:: Required task ::
From the entries that follow, extract each line holding the string "events".

##### Data records

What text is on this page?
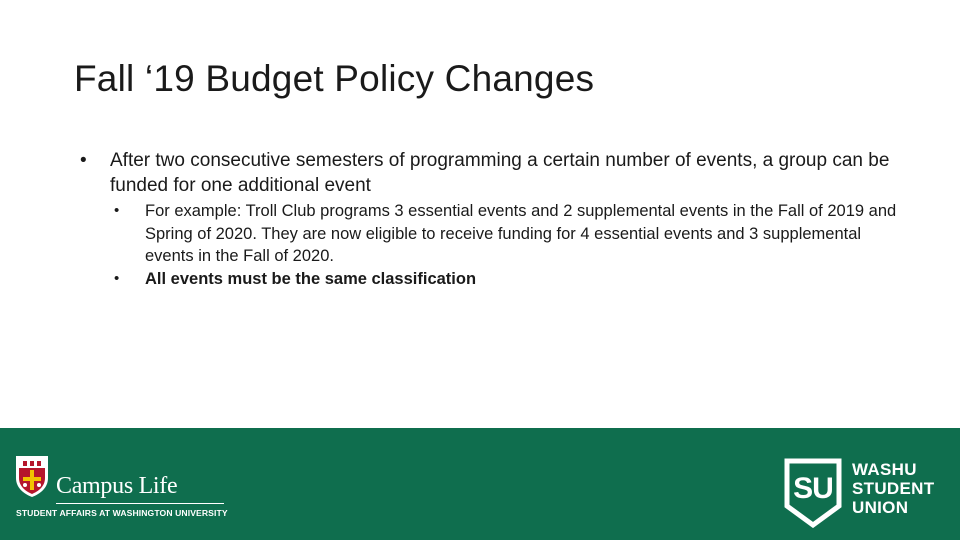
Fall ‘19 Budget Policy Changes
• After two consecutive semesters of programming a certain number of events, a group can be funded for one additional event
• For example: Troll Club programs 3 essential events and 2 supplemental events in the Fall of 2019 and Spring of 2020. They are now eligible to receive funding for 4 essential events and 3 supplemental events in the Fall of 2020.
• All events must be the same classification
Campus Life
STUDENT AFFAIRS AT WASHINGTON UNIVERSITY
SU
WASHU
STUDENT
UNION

##########

:: Task result ::
• After two consecutive semesters of programming a certain number of events, a group can be funded for one additional event
• For example: Troll Club programs 3 essential events and 2 supplemental events in the Fall of 2019 and Spring of 2020. They are now eligible to receive funding for 4 essential events and 3 supplemental events in the Fall of 2020.
• All events must be the same classification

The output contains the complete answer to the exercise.